[Start]

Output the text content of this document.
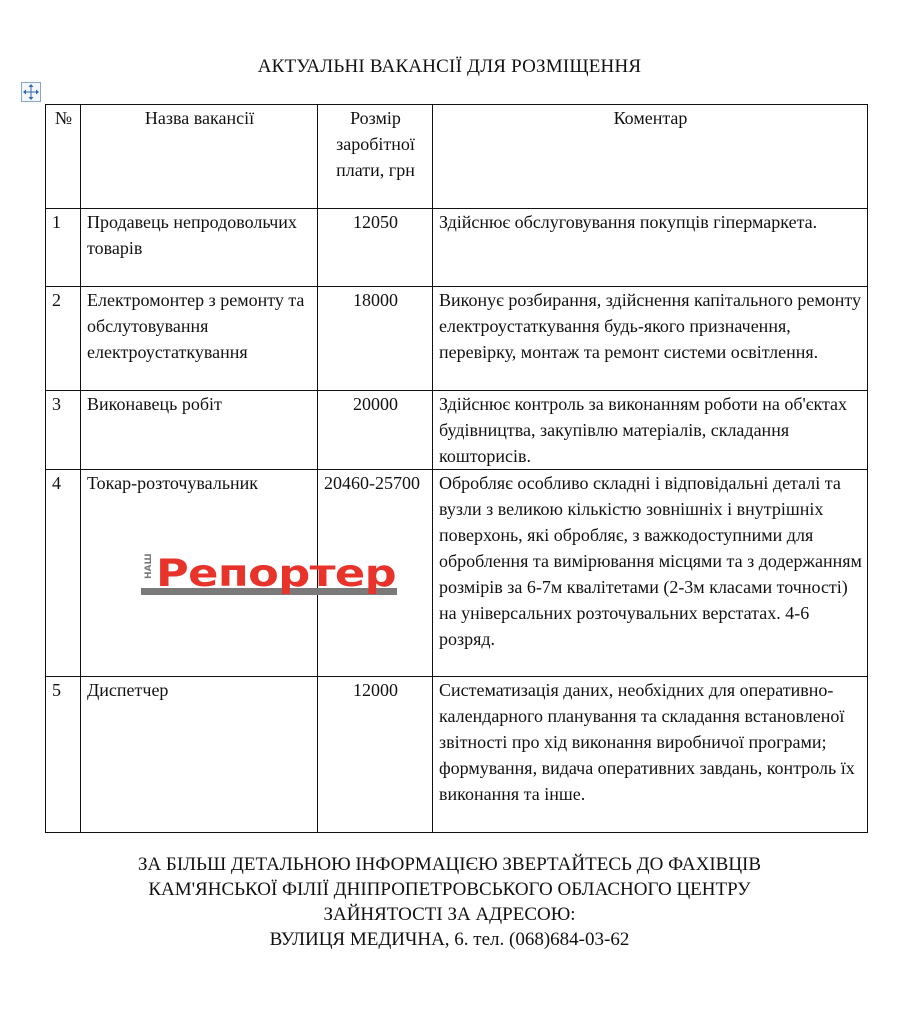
АКТУАЛЬНІ ВАКАНСІЇ ДЛЯ РОЗМІЩЕННЯ
№	Назва вакансії	Розмір заробітної плати, грн	Коментар
1	Продавець непродовольчих товарів	12050	Здійснює обслуговування покупців гіпермаркета.
2	Електромонтер з ремонту та обслутовування електроустаткування	18000	Виконує розбирання, здійснення капітального ремонту електроустаткування будь-якого призначення, перевірку, монтаж та ремонт системи освітлення.
3	Виконавець робіт	20000	Здійснює контроль за виконанням роботи на об'єктах будівництва, закупівлю матеріалів, складання кошторисів.
4	Токар-розточувальник	20460-25700	Обробляє особливо складні і відповідальні деталі та вузли з великою кількістю зовнішніх і внутрішніх поверхонь, які обробляє, з важкодоступними для оброблення та вимірювання місцями та з додержанням розмірів за 6-7м квалітетами (2-3м класами точності) на універсальних розточувальних верстатах. 4-6 розряд.
5	Диспетчер	12000	Систематизація даних, необхідних для оперативно-календарного планування та складання встановленої звітності про хід виконання виробничої програми; формування, видача оперативних завдань, контроль їх виконання та інше.
НАШ Репортер
ЗА БІЛЬШ ДЕТАЛЬНОЮ ІНФОРМАЦІЄЮ ЗВЕРТАЙТЕСЬ ДО ФАХІВЦІВ
КАМ'ЯНСЬКОЇ ФІЛІЇ ДНІПРОПЕТРОВСЬКОГО ОБЛАСНОГО ЦЕНТРУ
ЗАЙНЯТОСТІ ЗА АДРЕСОЮ:
ВУЛИЦЯ МЕДИЧНА, 6. тел. (068)684-03-62
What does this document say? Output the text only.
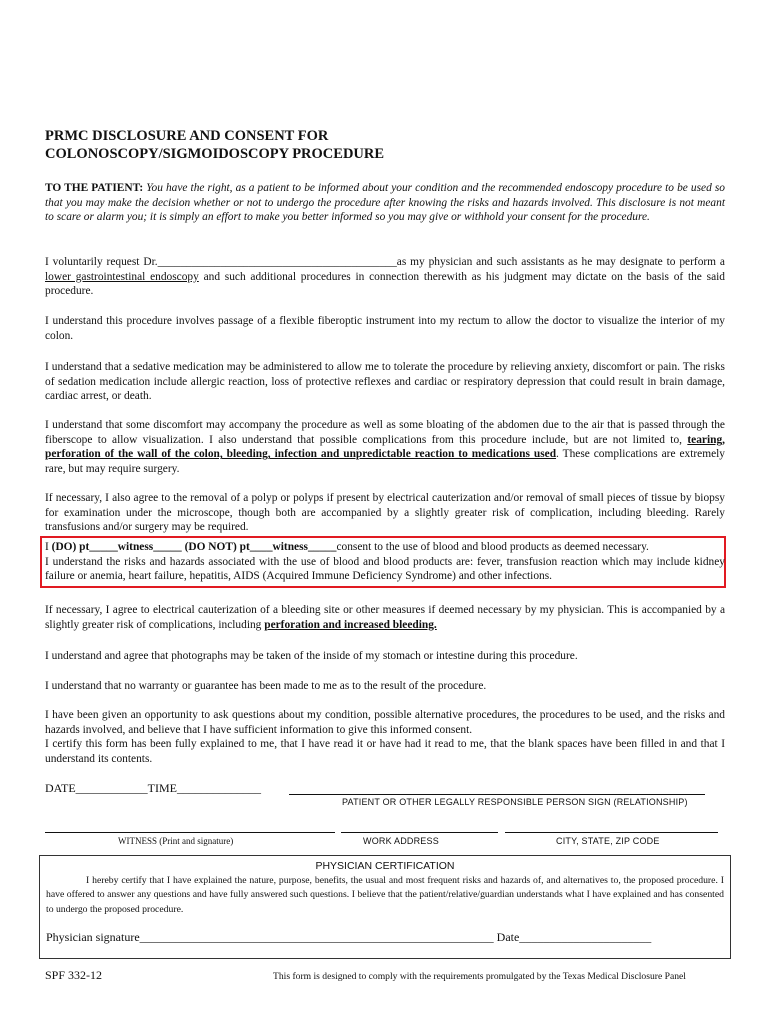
PRMC DISCLOSURE AND CONSENT FOR
COLONOSCOPY/SIGMOIDOSCOPY PROCEDURE
TO THE PATIENT: You have the right, as a patient to be informed about your condition and the recommended endoscopy procedure to be used so that you may make the decision whether or not to undergo the procedure after knowing the risks and hazards involved. This disclosure is not meant to scare or alarm you; it is simply an effort to make you better informed so you may give or withhold your consent for the procedure.
I voluntarily request Dr.__________________________________________as my physician and such assistants as he may designate to perform a lower gastrointestinal endoscopy and such additional procedures in connection therewith as his judgment may dictate on the basis of the said procedure.
I understand this procedure involves passage of a flexible fiberoptic instrument into my rectum to allow the doctor to visualize the interior of my colon.
I understand that a sedative medication may be administered to allow me to tolerate the procedure by relieving anxiety, discomfort or pain. The risks of sedation medication include allergic reaction, loss of protective reflexes and cardiac or respiratory depression that could result in brain damage, cardiac arrest, or death.
I understand that some discomfort may accompany the procedure as well as some bloating of the abdomen due to the air that is passed through the fiberscope to allow visualization. I also understand that possible complications from this procedure include, but are not limited to, tearing, perforation of the wall of the colon, bleeding, infection and unpredictable reaction to medications used. These complications are extremely rare, but may require surgery.
If necessary, I also agree to the removal of a polyp or polyps if present by electrical cauterization and/or removal of small pieces of tissue by biopsy for examination under the microscope, though both are accompanied by a slightly greater risk of complication, including bleeding. Rarely transfusions and/or surgery may be required.
I (DO) pt_____witness_____ (DO NOT) pt____witness_____consent to the use of blood and blood products as deemed necessary.
I understand the risks and hazards associated with the use of blood and blood products are: fever, transfusion reaction which may include kidney failure or anemia, heart failure, hepatitis, AIDS (Acquired Immune Deficiency Syndrome) and other infections.
If necessary, I agree to electrical cauterization of a bleeding site or other measures if deemed necessary by my physician. This is accompanied by a slightly greater risk of complications, including perforation and increased bleeding.
I understand and agree that photographs may be taken of the inside of my stomach or intestine during this procedure.
I understand that no warranty or guarantee has been made to me as to the result of the procedure.
I have been given an opportunity to ask questions about my condition, possible alternative procedures, the procedures to be used, and the risks and hazards involved, and believe that I have sufficient information to give this informed consent.
I certify this form has been fully explained to me, that I have read it or have had it read to me, that the blank spaces have been filled in and that I understand its contents.
DATE____________TIME______________
PATIENT OR OTHER LEGALLY RESPONSIBLE PERSON SIGN (RELATIONSHIP)
WITNESS (Print and signature)	WORK ADDRESS	CITY, STATE, ZIP CODE
PHYSICIAN CERTIFICATION
I hereby certify that I have explained the nature, purpose, benefits, the usual and most frequent risks and hazards of, and alternatives to, the proposed procedure. I have offered to answer any questions and have fully answered such questions. I believe that the patient/relative/guardian understands what I have explained and has consented to undergo the proposed procedure.
Physician signature___________________________________________________________ Date______________________
SPF 332-12	This form is designed to comply with the requirements promulgated by the Texas Medical Disclosure Panel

[End]

* [Exercise directions]: Reproduce all entries exactly. Pictures do not belong in the copy.

* [Exercise result]:
Output the text content of this document.
АКТУАЛЬНІ ВАКАНСІЇ ДЛЯ РОЗМІЩЕННЯ
№	Назва вакансії	Розмір заробітної плати, грн	Коментар
1	Продавець непродовольчих товарів	12050	Здійснює обслуговування покупців гіпермаркета.
2	Електромонтер з ремонту та обслутовування електроустаткування	18000	Виконує розбирання, здійснення капітального ремонту електроустаткування будь-якого призначення, перевірку, монтаж та ремонт системи освітлення.
3	Виконавець робіт	20000	Здійснює контроль за виконанням роботи на об'єктах будівництва, закупівлю матеріалів, складання кошторисів.
4	Токар-розточувальник	20460-25700	Обробляє особливо складні і відповідальні деталі та вузли з великою кількістю зовнішніх і внутрішніх поверхонь, які обробляє, з важкодоступними для оброблення та вимірювання місцями та з додержанням розмірів за 6-7м квалітетами (2-3м класами точності) на універсальних розточувальних верстатах. 4-6 розряд.
5	Диспетчер	12000	Систематизація даних, необхідних для оперативно-календарного планування та складання встановленої звітності про хід виконання виробничої програми; формування, видача оперативних завдань, контроль їх виконання та інше.
НАШ Репортер
ЗА БІЛЬШ ДЕТАЛЬНОЮ ІНФОРМАЦІЄЮ ЗВЕРТАЙТЕСЬ ДО ФАХІВЦІВ
КАМ'ЯНСЬКОЇ ФІЛІЇ ДНІПРОПЕТРОВСЬКОГО ОБЛАСНОГО ЦЕНТРУ
ЗАЙНЯТОСТІ ЗА АДРЕСОЮ:
ВУЛИЦЯ МЕДИЧНА, 6. тел. (068)684-03-62
What does this document say? Output the text only.
PRMC DISCLOSURE AND CONSENT FOR
COLONOSCOPY/SIGMOIDOSCOPY PROCEDURE
TO THE PATIENT: You have the right, as a patient to be informed about your condition and the recommended endoscopy procedure to be used so that you may make the decision whether or not to undergo the procedure after knowing the risks and hazards involved. This disclosure is not meant to scare or alarm you; it is simply an effort to make you better informed so you may give or withhold your consent for the procedure.
I voluntarily request Dr.__________________________________________as my physician and such assistants as he may designate to perform a lower gastrointestinal endoscopy and such additional procedures in connection therewith as his judgment may dictate on the basis of the said procedure.
I understand this procedure involves passage of a flexible fiberoptic instrument into my rectum to allow the doctor to visualize the interior of my colon.
I understand that a sedative medication may be administered to allow me to tolerate the procedure by relieving anxiety, discomfort or pain. The risks of sedation medication include allergic reaction, loss of protective reflexes and cardiac or respiratory depression that could result in brain damage, cardiac arrest, or death.
I understand that some discomfort may accompany the procedure as well as some bloating of the abdomen due to the air that is passed through the fiberscope to allow visualization. I also understand that possible complications from this procedure include, but are not limited to, tearing, perforation of the wall of the colon, bleeding, infection and unpredictable reaction to medications used. These complications are extremely rare, but may require surgery.
If necessary, I also agree to the removal of a polyp or polyps if present by electrical cauterization and/or removal of small pieces of tissue by biopsy for examination under the microscope, though both are accompanied by a slightly greater risk of complication, including bleeding. Rarely transfusions and/or surgery may be required.
I (DO) pt_____witness_____ (DO NOT) pt____witness_____consent to the use of blood and blood products as deemed necessary.
I understand the risks and hazards associated with the use of blood and blood products are: fever, transfusion reaction which may include kidney failure or anemia, heart failure, hepatitis, AIDS (Acquired Immune Deficiency Syndrome) and other infections.
If necessary, I agree to electrical cauterization of a bleeding site or other measures if deemed necessary by my physician. This is accompanied by a slightly greater risk of complications, including perforation and increased bleeding.
I understand and agree that photographs may be taken of the inside of my stomach or intestine during this procedure.
I understand that no warranty or guarantee has been made to me as to the result of the procedure.
I have been given an opportunity to ask questions about my condition, possible alternative procedures, the procedures to be used, and the risks and hazards involved, and believe that I have sufficient information to give this informed consent.
I certify this form has been fully explained to me, that I have read it or have had it read to me, that the blank spaces have been filled in and that I understand its contents.
DATE____________TIME______________
PATIENT OR OTHER LEGALLY RESPONSIBLE PERSON SIGN (RELATIONSHIP)
WITNESS (Print and signature)	WORK ADDRESS	CITY, STATE, ZIP CODE
PHYSICIAN CERTIFICATION
I hereby certify that I have explained the nature, purpose, benefits, the usual and most frequent risks and hazards of, and alternatives to, the proposed procedure. I have offered to answer any questions and have fully answered such questions. I believe that the patient/relative/guardian understands what I have explained and has consented to undergo the proposed procedure.
Physician signature___________________________________________________________ Date______________________
SPF 332-12	This form is designed to comply with the requirements promulgated by the Texas Medical Disclosure Panel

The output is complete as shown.